Data entries for graphics:
-*-*-

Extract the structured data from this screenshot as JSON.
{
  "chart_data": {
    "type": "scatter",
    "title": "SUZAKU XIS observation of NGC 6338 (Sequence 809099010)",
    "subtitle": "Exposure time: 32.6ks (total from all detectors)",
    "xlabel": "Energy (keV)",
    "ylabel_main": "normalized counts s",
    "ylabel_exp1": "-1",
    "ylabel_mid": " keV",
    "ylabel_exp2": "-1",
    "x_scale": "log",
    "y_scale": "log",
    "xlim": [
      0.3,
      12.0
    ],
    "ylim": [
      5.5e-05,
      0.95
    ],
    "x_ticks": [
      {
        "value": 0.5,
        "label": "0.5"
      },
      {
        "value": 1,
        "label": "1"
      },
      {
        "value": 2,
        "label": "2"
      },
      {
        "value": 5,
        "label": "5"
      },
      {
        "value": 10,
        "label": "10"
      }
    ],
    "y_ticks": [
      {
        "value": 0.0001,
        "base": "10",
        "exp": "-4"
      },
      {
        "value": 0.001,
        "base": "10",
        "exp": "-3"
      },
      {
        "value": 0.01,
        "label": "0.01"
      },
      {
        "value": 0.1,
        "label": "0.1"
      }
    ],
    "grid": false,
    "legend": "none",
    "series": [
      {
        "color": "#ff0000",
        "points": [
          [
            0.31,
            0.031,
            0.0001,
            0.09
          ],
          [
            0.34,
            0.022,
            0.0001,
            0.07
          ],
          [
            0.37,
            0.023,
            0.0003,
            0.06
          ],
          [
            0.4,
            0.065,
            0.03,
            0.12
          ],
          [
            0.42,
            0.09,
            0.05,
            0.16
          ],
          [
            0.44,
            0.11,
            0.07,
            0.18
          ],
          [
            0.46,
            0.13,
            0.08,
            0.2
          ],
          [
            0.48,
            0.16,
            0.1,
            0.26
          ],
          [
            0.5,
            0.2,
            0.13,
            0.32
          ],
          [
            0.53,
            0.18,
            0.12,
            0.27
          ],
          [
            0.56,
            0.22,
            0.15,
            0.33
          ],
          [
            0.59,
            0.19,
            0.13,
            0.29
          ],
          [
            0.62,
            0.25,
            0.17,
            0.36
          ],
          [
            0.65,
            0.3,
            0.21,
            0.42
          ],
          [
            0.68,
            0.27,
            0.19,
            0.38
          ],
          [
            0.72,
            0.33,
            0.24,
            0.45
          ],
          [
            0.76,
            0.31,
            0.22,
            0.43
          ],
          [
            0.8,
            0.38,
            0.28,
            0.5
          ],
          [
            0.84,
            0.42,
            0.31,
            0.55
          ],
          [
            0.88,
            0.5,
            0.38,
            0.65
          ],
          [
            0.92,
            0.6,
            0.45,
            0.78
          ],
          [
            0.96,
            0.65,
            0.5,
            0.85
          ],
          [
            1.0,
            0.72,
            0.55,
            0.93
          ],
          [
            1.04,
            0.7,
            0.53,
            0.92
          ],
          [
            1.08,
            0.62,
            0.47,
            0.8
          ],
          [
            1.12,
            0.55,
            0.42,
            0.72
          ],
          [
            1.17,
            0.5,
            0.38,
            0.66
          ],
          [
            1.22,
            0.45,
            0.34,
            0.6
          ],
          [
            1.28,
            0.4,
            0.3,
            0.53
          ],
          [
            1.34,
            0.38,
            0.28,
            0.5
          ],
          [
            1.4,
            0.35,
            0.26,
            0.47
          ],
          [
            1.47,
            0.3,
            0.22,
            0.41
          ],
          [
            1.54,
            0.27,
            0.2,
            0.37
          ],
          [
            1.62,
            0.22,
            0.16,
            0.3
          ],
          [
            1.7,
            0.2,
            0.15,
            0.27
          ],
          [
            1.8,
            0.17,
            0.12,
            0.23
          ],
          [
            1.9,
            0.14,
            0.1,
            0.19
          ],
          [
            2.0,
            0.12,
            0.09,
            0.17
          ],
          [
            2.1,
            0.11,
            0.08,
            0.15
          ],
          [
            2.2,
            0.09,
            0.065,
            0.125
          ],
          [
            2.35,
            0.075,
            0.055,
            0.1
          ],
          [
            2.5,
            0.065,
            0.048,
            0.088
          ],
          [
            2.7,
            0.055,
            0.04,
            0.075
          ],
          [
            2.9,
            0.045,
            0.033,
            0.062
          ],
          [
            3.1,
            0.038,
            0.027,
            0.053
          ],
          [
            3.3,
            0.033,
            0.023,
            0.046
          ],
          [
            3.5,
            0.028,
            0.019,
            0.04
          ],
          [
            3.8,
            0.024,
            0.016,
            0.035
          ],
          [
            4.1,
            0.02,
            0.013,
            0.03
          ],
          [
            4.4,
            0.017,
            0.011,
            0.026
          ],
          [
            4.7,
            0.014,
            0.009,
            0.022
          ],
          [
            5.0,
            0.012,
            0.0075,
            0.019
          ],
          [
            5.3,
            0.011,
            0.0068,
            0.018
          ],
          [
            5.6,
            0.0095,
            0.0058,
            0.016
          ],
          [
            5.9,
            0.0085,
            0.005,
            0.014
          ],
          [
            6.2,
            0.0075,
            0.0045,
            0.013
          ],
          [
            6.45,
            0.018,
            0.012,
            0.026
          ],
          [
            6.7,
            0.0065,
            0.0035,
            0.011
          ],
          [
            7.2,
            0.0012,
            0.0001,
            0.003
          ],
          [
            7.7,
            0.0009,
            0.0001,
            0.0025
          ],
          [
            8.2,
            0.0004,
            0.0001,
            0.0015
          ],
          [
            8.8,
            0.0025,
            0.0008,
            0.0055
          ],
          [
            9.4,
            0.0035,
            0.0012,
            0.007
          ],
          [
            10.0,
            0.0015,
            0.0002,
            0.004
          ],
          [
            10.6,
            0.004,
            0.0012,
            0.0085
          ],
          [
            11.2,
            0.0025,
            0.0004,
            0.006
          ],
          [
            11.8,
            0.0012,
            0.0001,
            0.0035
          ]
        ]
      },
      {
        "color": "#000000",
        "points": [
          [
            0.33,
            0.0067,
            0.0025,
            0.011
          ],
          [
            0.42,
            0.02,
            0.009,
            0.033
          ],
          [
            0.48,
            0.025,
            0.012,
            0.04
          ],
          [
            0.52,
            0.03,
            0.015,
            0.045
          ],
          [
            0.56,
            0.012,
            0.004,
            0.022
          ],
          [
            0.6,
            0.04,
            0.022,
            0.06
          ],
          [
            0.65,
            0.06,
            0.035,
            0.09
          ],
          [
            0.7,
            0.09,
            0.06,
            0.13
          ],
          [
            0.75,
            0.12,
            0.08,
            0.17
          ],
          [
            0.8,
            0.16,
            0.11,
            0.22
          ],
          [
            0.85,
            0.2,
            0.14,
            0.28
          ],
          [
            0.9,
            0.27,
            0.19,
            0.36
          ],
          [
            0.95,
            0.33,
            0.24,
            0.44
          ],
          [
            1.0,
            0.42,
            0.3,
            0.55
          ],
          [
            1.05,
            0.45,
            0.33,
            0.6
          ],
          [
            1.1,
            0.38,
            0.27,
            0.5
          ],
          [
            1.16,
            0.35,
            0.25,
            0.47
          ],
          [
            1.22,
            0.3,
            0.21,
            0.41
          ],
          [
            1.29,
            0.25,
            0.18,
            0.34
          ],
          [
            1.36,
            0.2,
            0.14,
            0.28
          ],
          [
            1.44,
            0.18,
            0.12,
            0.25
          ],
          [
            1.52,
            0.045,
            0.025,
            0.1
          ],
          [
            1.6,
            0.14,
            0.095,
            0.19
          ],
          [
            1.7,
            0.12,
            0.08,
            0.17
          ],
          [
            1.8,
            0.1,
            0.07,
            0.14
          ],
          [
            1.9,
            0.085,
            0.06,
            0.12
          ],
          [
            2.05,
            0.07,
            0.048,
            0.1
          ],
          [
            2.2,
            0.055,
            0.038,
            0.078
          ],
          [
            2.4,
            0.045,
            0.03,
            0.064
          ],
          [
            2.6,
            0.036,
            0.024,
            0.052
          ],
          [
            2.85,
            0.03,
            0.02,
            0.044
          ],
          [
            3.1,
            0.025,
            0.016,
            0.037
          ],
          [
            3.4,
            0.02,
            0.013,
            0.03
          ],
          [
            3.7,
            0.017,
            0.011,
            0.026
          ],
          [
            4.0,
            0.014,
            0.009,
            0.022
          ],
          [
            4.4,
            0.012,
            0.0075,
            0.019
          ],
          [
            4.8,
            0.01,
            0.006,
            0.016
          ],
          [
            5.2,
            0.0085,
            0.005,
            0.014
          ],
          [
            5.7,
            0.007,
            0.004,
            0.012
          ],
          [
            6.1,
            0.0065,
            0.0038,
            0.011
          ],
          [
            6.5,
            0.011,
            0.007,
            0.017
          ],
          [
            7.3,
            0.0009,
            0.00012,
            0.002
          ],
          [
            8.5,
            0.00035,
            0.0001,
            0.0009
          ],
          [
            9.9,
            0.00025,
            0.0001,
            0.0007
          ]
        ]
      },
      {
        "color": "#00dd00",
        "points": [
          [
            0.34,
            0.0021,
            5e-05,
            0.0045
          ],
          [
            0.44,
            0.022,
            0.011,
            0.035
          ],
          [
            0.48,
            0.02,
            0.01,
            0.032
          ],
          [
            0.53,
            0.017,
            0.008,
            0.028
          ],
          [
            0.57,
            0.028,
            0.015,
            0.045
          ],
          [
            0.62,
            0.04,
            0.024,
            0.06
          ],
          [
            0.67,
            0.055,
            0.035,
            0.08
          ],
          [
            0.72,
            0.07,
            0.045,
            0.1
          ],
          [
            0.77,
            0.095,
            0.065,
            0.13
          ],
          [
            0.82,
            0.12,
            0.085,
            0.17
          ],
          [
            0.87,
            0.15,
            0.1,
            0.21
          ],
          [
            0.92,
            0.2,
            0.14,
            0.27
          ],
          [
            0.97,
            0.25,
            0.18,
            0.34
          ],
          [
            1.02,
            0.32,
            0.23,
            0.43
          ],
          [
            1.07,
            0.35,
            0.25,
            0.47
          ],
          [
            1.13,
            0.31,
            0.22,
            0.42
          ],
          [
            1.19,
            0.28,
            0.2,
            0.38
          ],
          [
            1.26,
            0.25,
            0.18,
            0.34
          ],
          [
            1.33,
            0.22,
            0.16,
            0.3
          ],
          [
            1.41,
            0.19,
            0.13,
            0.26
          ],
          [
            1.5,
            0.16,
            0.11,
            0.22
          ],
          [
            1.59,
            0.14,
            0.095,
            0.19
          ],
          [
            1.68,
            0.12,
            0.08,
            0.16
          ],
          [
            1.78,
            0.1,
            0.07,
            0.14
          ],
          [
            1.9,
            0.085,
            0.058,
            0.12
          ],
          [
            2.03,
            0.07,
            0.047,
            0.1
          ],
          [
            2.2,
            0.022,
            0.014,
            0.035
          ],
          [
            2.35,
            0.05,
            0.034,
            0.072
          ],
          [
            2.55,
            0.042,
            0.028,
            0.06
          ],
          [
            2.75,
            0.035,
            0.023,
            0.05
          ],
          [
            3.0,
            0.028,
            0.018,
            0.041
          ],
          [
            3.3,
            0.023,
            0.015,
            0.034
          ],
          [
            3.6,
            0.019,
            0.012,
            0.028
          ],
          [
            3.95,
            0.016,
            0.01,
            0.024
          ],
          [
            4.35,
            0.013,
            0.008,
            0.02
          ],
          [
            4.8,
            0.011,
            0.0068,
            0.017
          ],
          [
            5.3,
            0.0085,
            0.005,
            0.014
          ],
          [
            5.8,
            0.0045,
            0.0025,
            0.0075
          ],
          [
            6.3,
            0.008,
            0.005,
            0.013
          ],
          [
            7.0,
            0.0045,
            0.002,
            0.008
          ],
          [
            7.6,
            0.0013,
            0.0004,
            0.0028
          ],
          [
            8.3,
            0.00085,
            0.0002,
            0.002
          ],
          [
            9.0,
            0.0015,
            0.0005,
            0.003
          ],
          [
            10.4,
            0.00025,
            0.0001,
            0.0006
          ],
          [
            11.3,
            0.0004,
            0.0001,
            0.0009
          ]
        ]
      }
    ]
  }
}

-*-*-

--- EXERCISE OBJECTIVE ---
Tally how many lines of the material contain the word "from". The answer must be the number and nothing else.

--- REPLY TO THE EXERCISE ---
2